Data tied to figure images
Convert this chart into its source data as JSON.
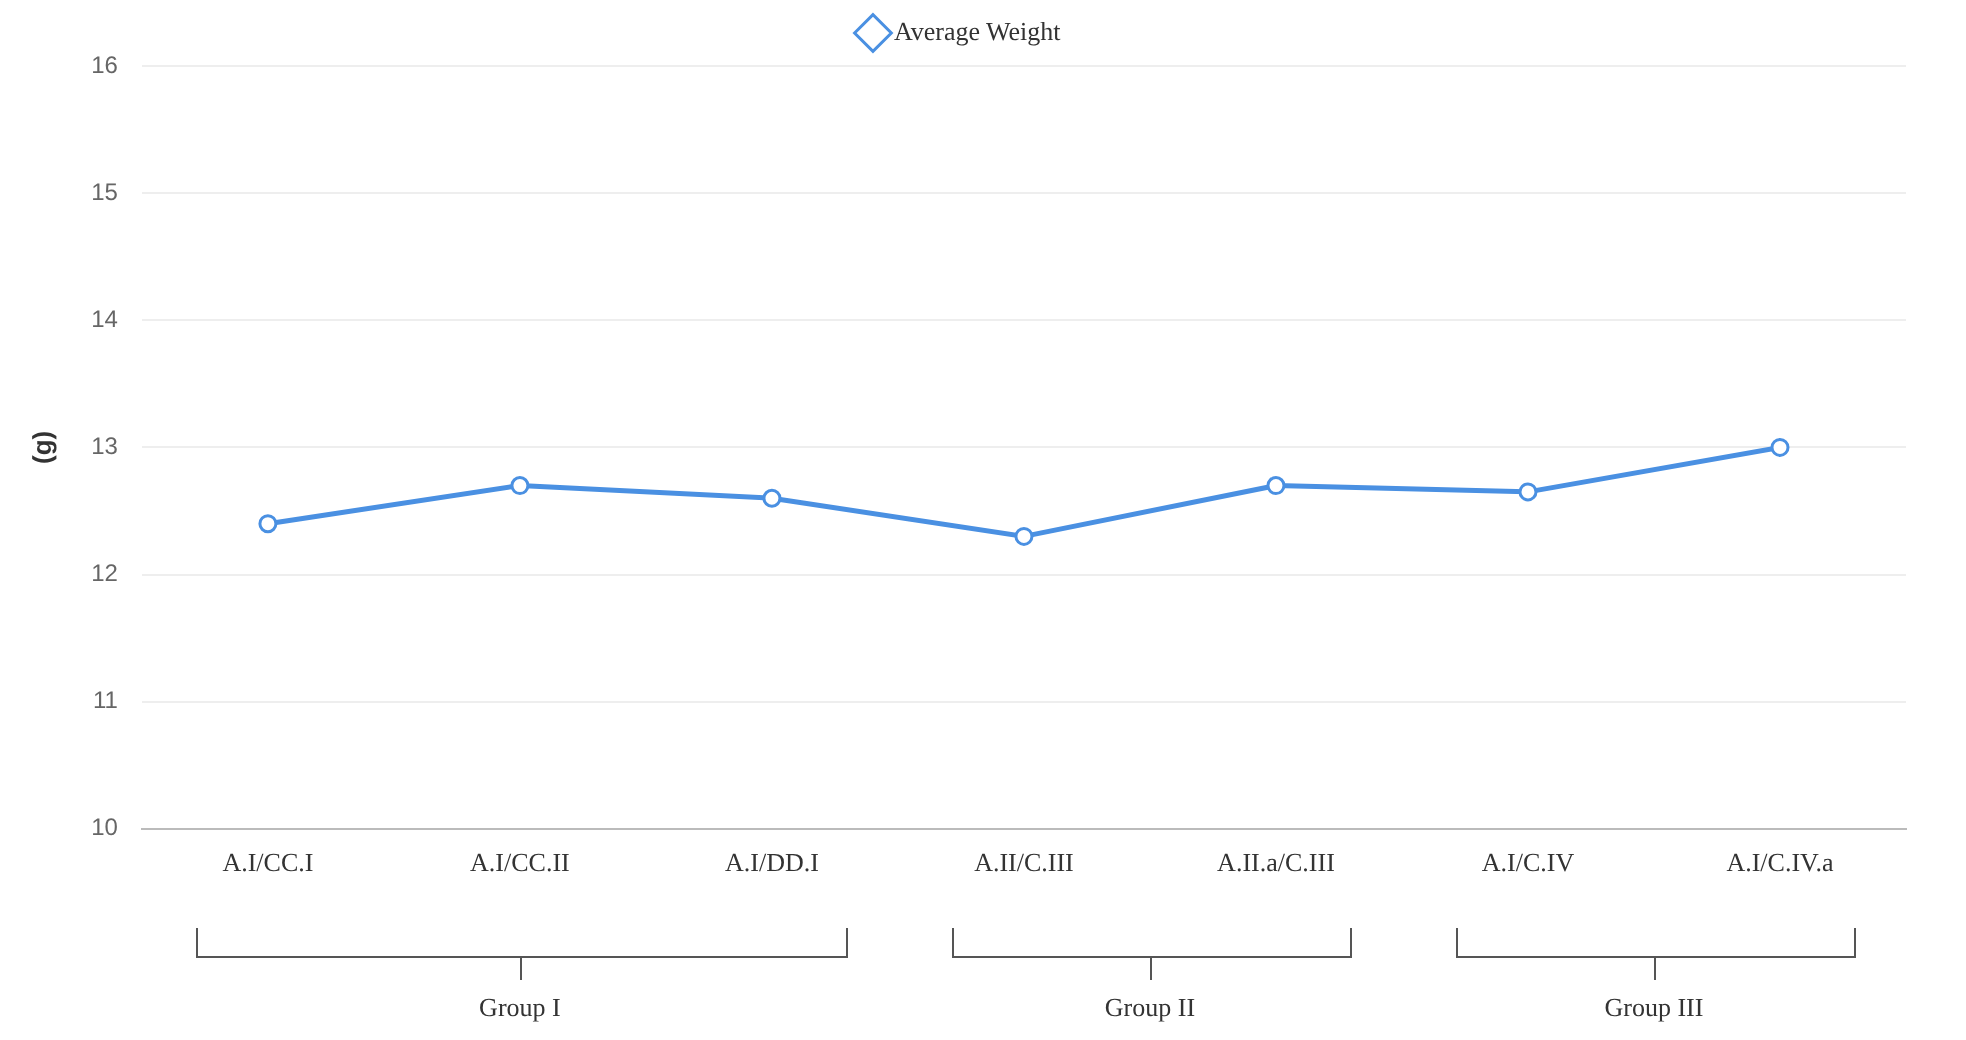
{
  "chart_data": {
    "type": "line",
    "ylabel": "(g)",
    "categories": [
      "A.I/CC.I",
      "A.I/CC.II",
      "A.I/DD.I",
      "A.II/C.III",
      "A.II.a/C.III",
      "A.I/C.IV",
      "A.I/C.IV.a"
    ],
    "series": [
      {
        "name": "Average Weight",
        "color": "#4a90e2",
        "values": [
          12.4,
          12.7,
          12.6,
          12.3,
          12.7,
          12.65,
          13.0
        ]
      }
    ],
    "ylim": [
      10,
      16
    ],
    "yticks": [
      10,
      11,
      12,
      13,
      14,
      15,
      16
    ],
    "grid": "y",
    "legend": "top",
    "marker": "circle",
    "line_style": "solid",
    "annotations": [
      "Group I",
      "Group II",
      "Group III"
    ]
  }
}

#### [YOUR TASK]
Set down every record once more, word for word, without pictures.

#### [WRITTEN RESPONSE]
Convert this chart into its source data as JSON.
{
  "chart_data": {
    "type": "line",
    "ylabel": "(g)",
    "categories": [
      "A.I/CC.I",
      "A.I/CC.II",
      "A.I/DD.I",
      "A.II/C.III",
      "A.II.a/C.III",
      "A.I/C.IV",
      "A.I/C.IV.a"
    ],
    "series": [
      {
        "name": "Average Weight",
        "color": "#4a90e2",
        "values": [
          12.4,
          12.7,
          12.6,
          12.3,
          12.7,
          12.65,
          13.0
        ]
      }
    ],
    "ylim": [
      10,
      16
    ],
    "yticks": [
      10,
      11,
      12,
      13,
      14,
      15,
      16
    ],
    "grid": "y",
    "legend": "top",
    "marker": "circle",
    "line_style": "solid",
    "annotations": [
      "Group I",
      "Group II",
      "Group III"
    ]
  }
}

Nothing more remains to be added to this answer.